▼

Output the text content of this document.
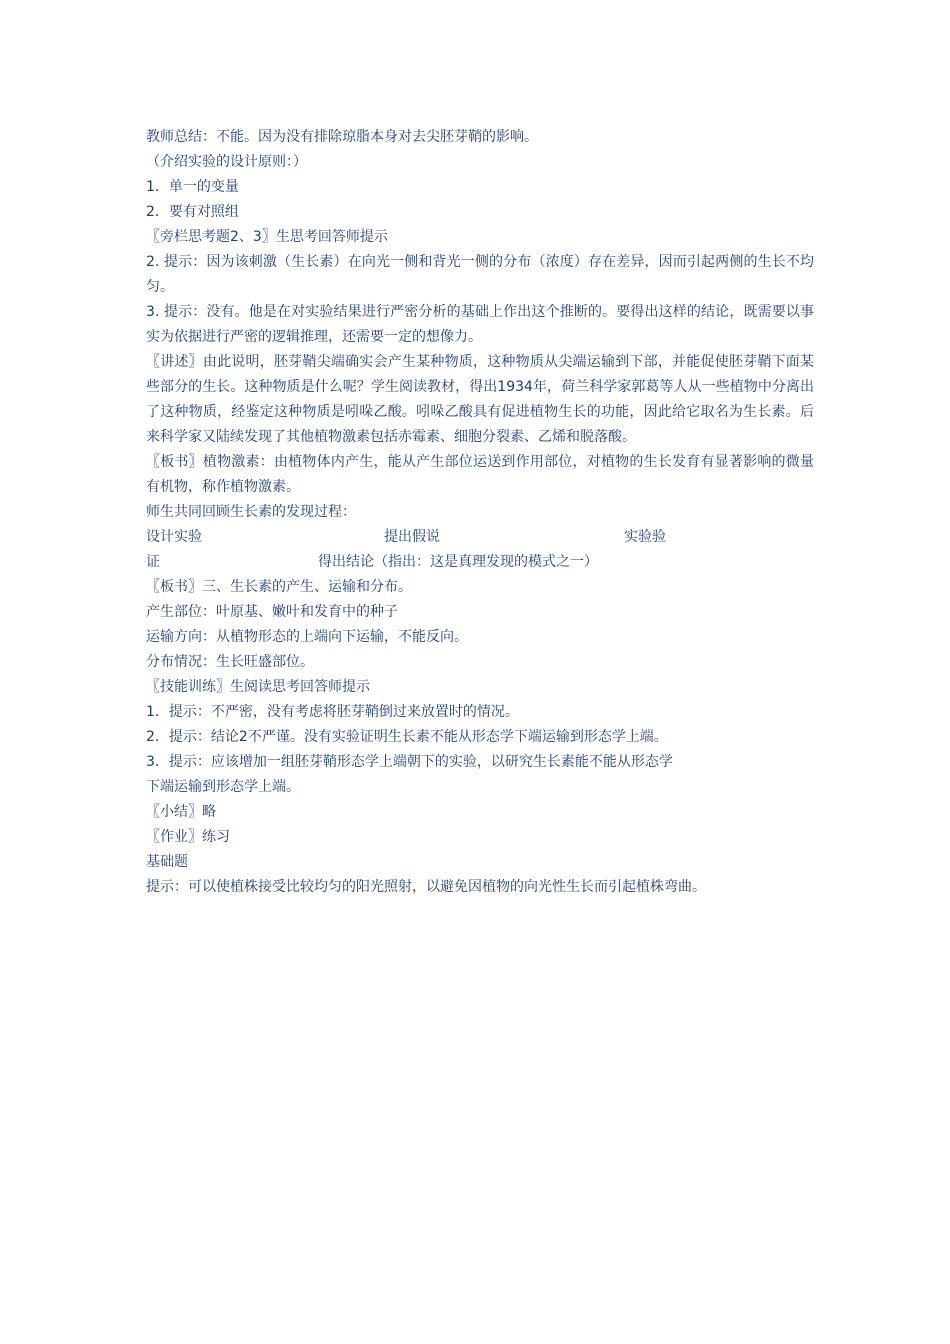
教师总结：不能。因为没有排除琼脂本身对去尖胚芽鞘的影响。
（介绍实验的设计原则：）
1．单一的变量
2．要有对照组
〖旁栏思考题2、3〗生思考回答师提示
2. 提示：因为该刺激（生长素）在向光一侧和背光一侧的分布（浓度）存在差异，因而引起两侧的生长不均匀。
3. 提示：没有。他是在对实验结果进行严密分析的基础上作出这个推断的。要得出这样的结论，既需要以事实为依据进行严密的逻辑推理，还需要一定的想像力。
〖讲述〗由此说明，胚芽鞘尖端确实会产生某种物质，这种物质从尖端运输到下部，并能促使胚芽鞘下面某些部分的生长。这种物质是什么呢？学生阅读教材，得出1934年，荷兰科学家郭葛等人从一些植物中分离出了这种物质，经鉴定这种物质是吲哚乙酸。吲哚乙酸具有促进植物生长的功能，因此给它取名为生长素。后来科学家又陆续发现了其他植物激素包括赤霉素、细胞分裂素、乙烯和脱落酸。
〖板书〗植物激素：由植物体内产生，能从产生部位运送到作用部位，对植物的生长发育有显著影响的微量有机物，称作植物激素。
师生共同回顾生长素的发现过程：
设计实验	提出假说	实验验
证	得出结论（指出：这是真理发现的模式之一）
〖板书〗三、生长素的产生、运输和分布。
产生部位：叶原基、嫩叶和发育中的种子
运输方向：从植物形态的上端向下运输，不能反向。
分布情况：生长旺盛部位。
〖技能训练〗生阅读思考回答师提示
1．提示：不严密，没有考虑将胚芽鞘倒过来放置时的情况。
2．提示：结论2不严谨。没有实验证明生长素不能从形态学下端运输到形态学上端。
3．提示：应该增加一组胚芽鞘形态学上端朝下的实验，以研究生长素能不能从形态学
下端运输到形态学上端。
〖小结〗略
〖作业〗练习
基础题
提示：可以使植株接受比较均匀的阳光照射，以避免因植物的向光性生长而引起植株弯曲。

▲

(Stated exercise): All of the entries above should be duplicated exactly, except for the pictures.

(Answer to the exercise):
Output the text content of this document.
教师总结：不能。因为没有排除琼脂本身对去尖胚芽鞘的影响。
（介绍实验的设计原则：）
1．单一的变量
2．要有对照组
〖旁栏思考题2、3〗生思考回答师提示
2. 提示：因为该刺激（生长素）在向光一侧和背光一侧的分布（浓度）存在差异，因而引起两侧的生长不均匀。
3. 提示：没有。他是在对实验结果进行严密分析的基础上作出这个推断的。要得出这样的结论，既需要以事实为依据进行严密的逻辑推理，还需要一定的想像力。
〖讲述〗由此说明，胚芽鞘尖端确实会产生某种物质，这种物质从尖端运输到下部，并能促使胚芽鞘下面某些部分的生长。这种物质是什么呢？学生阅读教材，得出1934年，荷兰科学家郭葛等人从一些植物中分离出了这种物质，经鉴定这种物质是吲哚乙酸。吲哚乙酸具有促进植物生长的功能，因此给它取名为生长素。后来科学家又陆续发现了其他植物激素包括赤霉素、细胞分裂素、乙烯和脱落酸。
〖板书〗植物激素：由植物体内产生，能从产生部位运送到作用部位，对植物的生长发育有显著影响的微量有机物，称作植物激素。
师生共同回顾生长素的发现过程：
设计实验	提出假说	实验验
证	得出结论（指出：这是真理发现的模式之一）
〖板书〗三、生长素的产生、运输和分布。
产生部位：叶原基、嫩叶和发育中的种子
运输方向：从植物形态的上端向下运输，不能反向。
分布情况：生长旺盛部位。
〖技能训练〗生阅读思考回答师提示
1．提示：不严密，没有考虑将胚芽鞘倒过来放置时的情况。
2．提示：结论2不严谨。没有实验证明生长素不能从形态学下端运输到形态学上端。
3．提示：应该增加一组胚芽鞘形态学上端朝下的实验，以研究生长素能不能从形态学
下端运输到形态学上端。
〖小结〗略
〖作业〗练习
基础题
提示：可以使植株接受比较均匀的阳光照射，以避免因植物的向光性生长而引起植株弯曲。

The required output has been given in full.